[Records contained in a dataset]
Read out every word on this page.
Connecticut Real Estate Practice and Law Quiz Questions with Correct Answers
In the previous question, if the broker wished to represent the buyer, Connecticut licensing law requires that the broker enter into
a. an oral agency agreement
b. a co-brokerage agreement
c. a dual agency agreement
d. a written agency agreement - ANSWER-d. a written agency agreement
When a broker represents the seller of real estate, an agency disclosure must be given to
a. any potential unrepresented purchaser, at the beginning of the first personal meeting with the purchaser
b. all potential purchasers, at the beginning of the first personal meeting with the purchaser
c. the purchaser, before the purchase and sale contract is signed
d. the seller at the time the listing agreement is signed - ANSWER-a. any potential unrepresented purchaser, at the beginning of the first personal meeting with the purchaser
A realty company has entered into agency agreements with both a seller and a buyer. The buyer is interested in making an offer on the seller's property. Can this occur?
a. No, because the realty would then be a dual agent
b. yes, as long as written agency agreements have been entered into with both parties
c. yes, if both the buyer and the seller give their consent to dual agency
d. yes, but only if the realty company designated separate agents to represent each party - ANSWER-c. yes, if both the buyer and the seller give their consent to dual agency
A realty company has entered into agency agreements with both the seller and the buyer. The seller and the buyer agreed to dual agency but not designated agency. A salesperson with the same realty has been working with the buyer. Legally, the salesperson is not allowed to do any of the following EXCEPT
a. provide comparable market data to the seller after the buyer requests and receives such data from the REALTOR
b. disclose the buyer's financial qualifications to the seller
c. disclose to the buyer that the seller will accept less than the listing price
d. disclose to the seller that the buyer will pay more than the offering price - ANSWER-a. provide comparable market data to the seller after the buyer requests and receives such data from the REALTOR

**What this task involves**
Quote the whole listing above, leaving nothing out.

**Result of the task**
Read out every word on this page.
Connecticut Real Estate Practice and Law Quiz Questions with Correct Answers
In the previous question, if the broker wished to represent the buyer, Connecticut licensing law requires that the broker enter into
a. an oral agency agreement
b. a co-brokerage agreement
c. a dual agency agreement
d. a written agency agreement - ANSWER-d. a written agency agreement
When a broker represents the seller of real estate, an agency disclosure must be given to
a. any potential unrepresented purchaser, at the beginning of the first personal meeting with the purchaser
b. all potential purchasers, at the beginning of the first personal meeting with the purchaser
c. the purchaser, before the purchase and sale contract is signed
d. the seller at the time the listing agreement is signed - ANSWER-a. any potential unrepresented purchaser, at the beginning of the first personal meeting with the purchaser
A realty company has entered into agency agreements with both a seller and a buyer. The buyer is interested in making an offer on the seller's property. Can this occur?
a. No, because the realty would then be a dual agent
b. yes, as long as written agency agreements have been entered into with both parties
c. yes, if both the buyer and the seller give their consent to dual agency
d. yes, but only if the realty company designated separate agents to represent each party - ANSWER-c. yes, if both the buyer and the seller give their consent to dual agency
A realty company has entered into agency agreements with both the seller and the buyer. The seller and the buyer agreed to dual agency but not designated agency. A salesperson with the same realty has been working with the buyer. Legally, the salesperson is not allowed to do any of the following EXCEPT
a. provide comparable market data to the seller after the buyer requests and receives such data from the REALTOR
b. disclose the buyer's financial qualifications to the seller
c. disclose to the buyer that the seller will accept less than the listing price
d. disclose to the seller that the buyer will pay more than the offering price - ANSWER-a. provide comparable market data to the seller after the buyer requests and receives such data from the REALTOR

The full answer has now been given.